→ What this task involves: Transcribe the records that follow exactly. Skip the pictures.

━━━━━━━━━━

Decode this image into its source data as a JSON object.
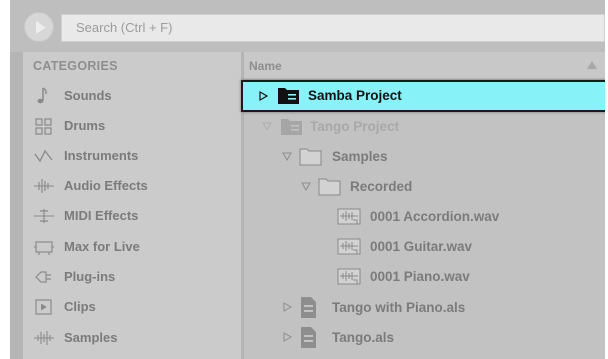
{
  "search": {
    "placeholder": "Search (Ctrl + F)"
  },
  "sidebar": {
    "header": "CATEGORIES",
    "items": [
      {
        "label": "Sounds",
        "icon": "note-icon"
      },
      {
        "label": "Drums",
        "icon": "drum-grid-icon"
      },
      {
        "label": "Instruments",
        "icon": "wave-icon"
      },
      {
        "label": "Audio Effects",
        "icon": "audio-effects-icon"
      },
      {
        "label": "MIDI Effects",
        "icon": "midi-effects-icon"
      },
      {
        "label": "Max for Live",
        "icon": "max-for-live-icon"
      },
      {
        "label": "Plug-ins",
        "icon": "plugin-icon"
      },
      {
        "label": "Clips",
        "icon": "clip-icon"
      },
      {
        "label": "Samples",
        "icon": "sample-icon"
      }
    ]
  },
  "browser": {
    "column_header": "Name",
    "rows": [
      {
        "label": "Samba Project",
        "type": "project",
        "expanded": false,
        "selected": true
      },
      {
        "label": "Tango Project",
        "type": "project",
        "expanded": true,
        "dim": true
      },
      {
        "label": "Samples",
        "type": "folder",
        "expanded": true
      },
      {
        "label": "Recorded",
        "type": "folder",
        "expanded": true
      },
      {
        "label": "0001 Accordion.wav",
        "type": "audio"
      },
      {
        "label": "0001 Guitar.wav",
        "type": "audio"
      },
      {
        "label": "0001 Piano.wav",
        "type": "audio"
      },
      {
        "label": "Tango with Piano.als",
        "type": "live-set",
        "expanded": false
      },
      {
        "label": "Tango.als",
        "type": "live-set",
        "expanded": false
      }
    ]
  },
  "colors": {
    "selection": "#87f2f7",
    "sidebar_bg": "#cbcbcb",
    "main_bg": "#c2c2c2"
  }
}
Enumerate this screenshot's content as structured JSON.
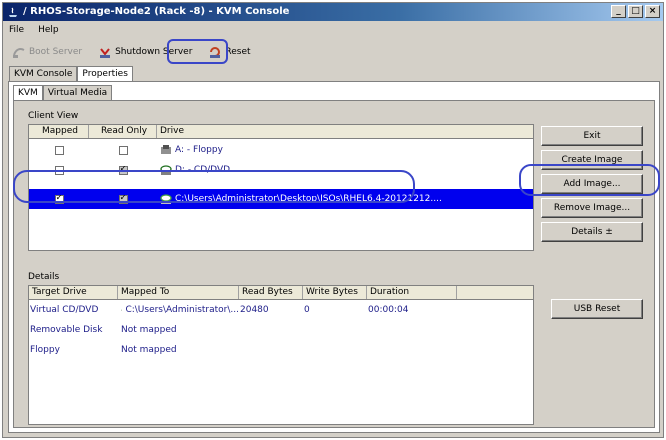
{
  "window": {
    "title": "/ RHOS-Storage-Node2 (Rack -8) - KVM Console",
    "controls": {
      "minimize": "_",
      "maximize": "□",
      "close": "×"
    }
  },
  "menu": {
    "file": "File",
    "help": "Help"
  },
  "toolbar": {
    "boot_server": "Boot Server",
    "shutdown_server": "Shutdown Server",
    "reset": "Reset"
  },
  "outer_tabs": [
    "KVM Console",
    "Properties"
  ],
  "inner_tabs": [
    "KVM",
    "Virtual Media"
  ],
  "client_view": {
    "label": "Client View",
    "columns": [
      "Mapped",
      "Read Only",
      "Drive"
    ],
    "rows": [
      {
        "mapped": false,
        "read_only": false,
        "read_only_disabled": false,
        "drive": "A: - Floppy",
        "icon": "floppy-drive-icon",
        "selected": false
      },
      {
        "mapped": false,
        "read_only": true,
        "read_only_disabled": true,
        "drive": "D: - CD/DVD",
        "icon": "cd-drive-icon",
        "selected": false
      },
      {
        "mapped": true,
        "read_only": true,
        "read_only_disabled": true,
        "drive": "C:\\Users\\Administrator\\Desktop\\ISOs\\RHEL6.4-20121212....",
        "icon": "disc-image-icon",
        "selected": true
      }
    ]
  },
  "buttons": {
    "exit": "Exit",
    "create_image": "Create Image",
    "add_image": "Add Image...",
    "remove_image": "Remove Image...",
    "details": "Details ±",
    "usb_reset": "USB Reset"
  },
  "details": {
    "label": "Details",
    "columns": [
      "Target Drive",
      "Mapped To",
      "Read Bytes",
      "Write Bytes",
      "Duration"
    ],
    "rows": [
      {
        "target": "Virtual CD/DVD",
        "mapped_to": "C:\\Users\\Administrator\\...",
        "read_bytes": "20480",
        "write_bytes": "0",
        "duration": "00:00:04",
        "has_icon": true
      },
      {
        "target": "Removable Disk",
        "mapped_to": "Not mapped",
        "read_bytes": "",
        "write_bytes": "",
        "duration": "",
        "has_icon": false
      },
      {
        "target": "Floppy",
        "mapped_to": "Not mapped",
        "read_bytes": "",
        "write_bytes": "",
        "duration": "",
        "has_icon": false
      }
    ]
  },
  "colors": {
    "selection": "#0000ee",
    "annotation": "#3a46c8",
    "title_bar": "#0a246a"
  }
}
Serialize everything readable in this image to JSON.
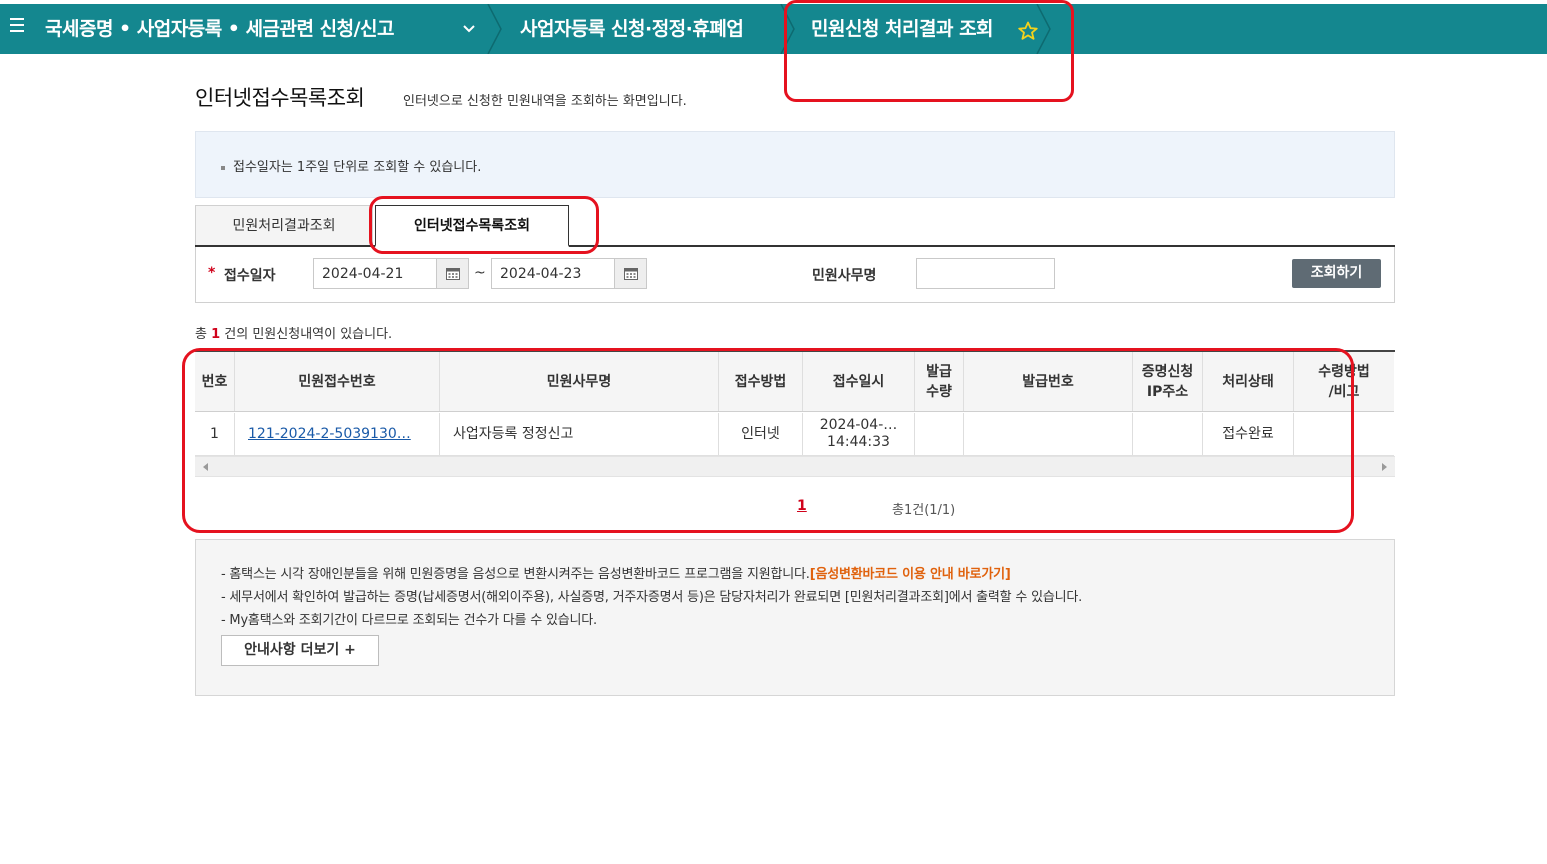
{
  "topnav": {
    "crumb1": "국세증명 • 사업자등록 • 세금관련 신청/신고",
    "crumb2": "사업자등록 신청·정정·휴폐업",
    "crumb3": "민원신청 처리결과 조회",
    "bg_color": "#14878f"
  },
  "page": {
    "title": "인터넷접수목록조회",
    "desc": "인터넷으로 신청한 민원내역을 조회하는 화면입니다."
  },
  "notice": {
    "text": "접수일자는 1주일 단위로 조회할 수 있습니다."
  },
  "tabs": [
    {
      "label": "민원처리결과조회",
      "active": false
    },
    {
      "label": "인터넷접수목록조회",
      "active": true
    }
  ],
  "search": {
    "required_mark": "*",
    "date_label": "접수일자",
    "start_date": "2024-04-21",
    "end_date": "2024-04-23",
    "tilde": "~",
    "office_label": "민원사무명",
    "office_value": "",
    "button_label": "조회하기"
  },
  "total": {
    "prefix": "총",
    "count": "1",
    "suffix": "건의 민원신청내역이 있습니다."
  },
  "table": {
    "headers": [
      "번호",
      "민원접수번호",
      "민원사무명",
      "접수방법",
      "접수일시",
      "발급\n수량",
      "발급번호",
      "증명신청\nIP주소",
      "처리상태",
      "수령방법\n/비고"
    ],
    "rows": [
      {
        "no": "1",
        "receipt_no": "121-2024-2-5039130…",
        "office_name": "사업자등록 정정신고",
        "method": "인터넷",
        "date_line1": "2024-04-…",
        "date_line2": "14:44:33",
        "qty": "",
        "issue_no": "",
        "ip": "",
        "status": "접수완료",
        "remark": ""
      }
    ]
  },
  "pager": {
    "current": "1",
    "summary": "총1건(1/1)"
  },
  "info": {
    "line1_text": "- 홈택스는 시각 장애인분들을 위해 민원증명을 음성으로 변환시켜주는 음성변환바코드 프로그램을 지원합니다.",
    "line1_link": "[음성변환바코드 이용 안내 바로가기]",
    "line2": "- 세무서에서 확인하여 발급하는 증명(납세증명서(해외이주용), 사실증명, 거주자증명서 등)은 담당자처리가 완료되면 [민원처리결과조회]에서 출력할 수 있습니다.",
    "line3": "- My홈택스와 조회기간이 다르므로 조회되는 건수가 다를 수 있습니다.",
    "more_button": "안내사항 더보기 +"
  }
}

━━━━━━━━━━

→ Exercise solution:
Decode this image into its source data as a JSON object.
{
  "search": {
    "placeholder": "Search (Ctrl + F)"
  },
  "sidebar": {
    "header": "CATEGORIES",
    "items": [
      {
        "label": "Sounds",
        "icon": "note-icon"
      },
      {
        "label": "Drums",
        "icon": "drum-grid-icon"
      },
      {
        "label": "Instruments",
        "icon": "wave-icon"
      },
      {
        "label": "Audio Effects",
        "icon": "audio-effects-icon"
      },
      {
        "label": "MIDI Effects",
        "icon": "midi-effects-icon"
      },
      {
        "label": "Max for Live",
        "icon": "max-for-live-icon"
      },
      {
        "label": "Plug-ins",
        "icon": "plugin-icon"
      },
      {
        "label": "Clips",
        "icon": "clip-icon"
      },
      {
        "label": "Samples",
        "icon": "sample-icon"
      }
    ]
  },
  "browser": {
    "column_header": "Name",
    "rows": [
      {
        "label": "Samba Project",
        "type": "project",
        "expanded": false,
        "selected": true
      },
      {
        "label": "Tango Project",
        "type": "project",
        "expanded": true,
        "dim": true
      },
      {
        "label": "Samples",
        "type": "folder",
        "expanded": true
      },
      {
        "label": "Recorded",
        "type": "folder",
        "expanded": true
      },
      {
        "label": "0001 Accordion.wav",
        "type": "audio"
      },
      {
        "label": "0001 Guitar.wav",
        "type": "audio"
      },
      {
        "label": "0001 Piano.wav",
        "type": "audio"
      },
      {
        "label": "Tango with Piano.als",
        "type": "live-set",
        "expanded": false
      },
      {
        "label": "Tango.als",
        "type": "live-set",
        "expanded": false
      }
    ]
  },
  "colors": {
    "selection": "#87f2f7",
    "sidebar_bg": "#cbcbcb",
    "main_bg": "#c2c2c2"
  }
}
Enumerate this screenshot's content as structured JSON.
{
  "window": {
    "title": "/ RHOS-Storage-Node2 (Rack -8) - KVM Console",
    "controls": {
      "minimize": "_",
      "maximize": "□",
      "close": "×"
    }
  },
  "menu": {
    "file": "File",
    "help": "Help"
  },
  "toolbar": {
    "boot_server": "Boot Server",
    "shutdown_server": "Shutdown Server",
    "reset": "Reset"
  },
  "outer_tabs": [
    "KVM Console",
    "Properties"
  ],
  "inner_tabs": [
    "KVM",
    "Virtual Media"
  ],
  "client_view": {
    "label": "Client View",
    "columns": [
      "Mapped",
      "Read Only",
      "Drive"
    ],
    "rows": [
      {
        "mapped": false,
        "read_only": false,
        "read_only_disabled": false,
        "drive": "A: - Floppy",
        "icon": "floppy-drive-icon",
        "selected": false
      },
      {
        "mapped": false,
        "read_only": true,
        "read_only_disabled": true,
        "drive": "D: - CD/DVD",
        "icon": "cd-drive-icon",
        "selected": false
      },
      {
        "mapped": true,
        "read_only": true,
        "read_only_disabled": true,
        "drive": "C:\\Users\\Administrator\\Desktop\\ISOs\\RHEL6.4-20121212....",
        "icon": "disc-image-icon",
        "selected": true
      }
    ]
  },
  "buttons": {
    "exit": "Exit",
    "create_image": "Create Image",
    "add_image": "Add Image...",
    "remove_image": "Remove Image...",
    "details": "Details ±",
    "usb_reset": "USB Reset"
  },
  "details": {
    "label": "Details",
    "columns": [
      "Target Drive",
      "Mapped To",
      "Read Bytes",
      "Write Bytes",
      "Duration"
    ],
    "rows": [
      {
        "target": "Virtual CD/DVD",
        "mapped_to": "C:\\Users\\Administrator\\...",
        "read_bytes": "20480",
        "write_bytes": "0",
        "duration": "00:00:04",
        "has_icon": true
      },
      {
        "target": "Removable Disk",
        "mapped_to": "Not mapped",
        "read_bytes": "",
        "write_bytes": "",
        "duration": "",
        "has_icon": false
      },
      {
        "target": "Floppy",
        "mapped_to": "Not mapped",
        "read_bytes": "",
        "write_bytes": "",
        "duration": "",
        "has_icon": false
      }
    ]
  },
  "colors": {
    "selection": "#0000ee",
    "annotation": "#3a46c8",
    "title_bar": "#0a246a"
  }
}
Serialize everything readable in this image to JSON.
{
  "topnav": {
    "crumb1": "국세증명 • 사업자등록 • 세금관련 신청/신고",
    "crumb2": "사업자등록 신청·정정·휴폐업",
    "crumb3": "민원신청 처리결과 조회",
    "bg_color": "#14878f"
  },
  "page": {
    "title": "인터넷접수목록조회",
    "desc": "인터넷으로 신청한 민원내역을 조회하는 화면입니다."
  },
  "notice": {
    "text": "접수일자는 1주일 단위로 조회할 수 있습니다."
  },
  "tabs": [
    {
      "label": "민원처리결과조회",
      "active": false
    },
    {
      "label": "인터넷접수목록조회",
      "active": true
    }
  ],
  "search": {
    "required_mark": "*",
    "date_label": "접수일자",
    "start_date": "2024-04-21",
    "end_date": "2024-04-23",
    "tilde": "~",
    "office_label": "민원사무명",
    "office_value": "",
    "button_label": "조회하기"
  },
  "total": {
    "prefix": "총",
    "count": "1",
    "suffix": "건의 민원신청내역이 있습니다."
  },
  "table": {
    "headers": [
      "번호",
      "민원접수번호",
      "민원사무명",
      "접수방법",
      "접수일시",
      "발급\n수량",
      "발급번호",
      "증명신청\nIP주소",
      "처리상태",
      "수령방법\n/비고"
    ],
    "rows": [
      {
        "no": "1",
        "receipt_no": "121-2024-2-5039130…",
        "office_name": "사업자등록 정정신고",
        "method": "인터넷",
        "date_line1": "2024-04-…",
        "date_line2": "14:44:33",
        "qty": "",
        "issue_no": "",
        "ip": "",
        "status": "접수완료",
        "remark": ""
      }
    ]
  },
  "pager": {
    "current": "1",
    "summary": "총1건(1/1)"
  },
  "info": {
    "line1_text": "- 홈택스는 시각 장애인분들을 위해 민원증명을 음성으로 변환시켜주는 음성변환바코드 프로그램을 지원합니다.",
    "line1_link": "[음성변환바코드 이용 안내 바로가기]",
    "line2": "- 세무서에서 확인하여 발급하는 증명(납세증명서(해외이주용), 사실증명, 거주자증명서 등)은 담당자처리가 완료되면 [민원처리결과조회]에서 출력할 수 있습니다.",
    "line3": "- My홈택스와 조회기간이 다르므로 조회되는 건수가 다를 수 있습니다.",
    "more_button": "안내사항 더보기 +"
  }
}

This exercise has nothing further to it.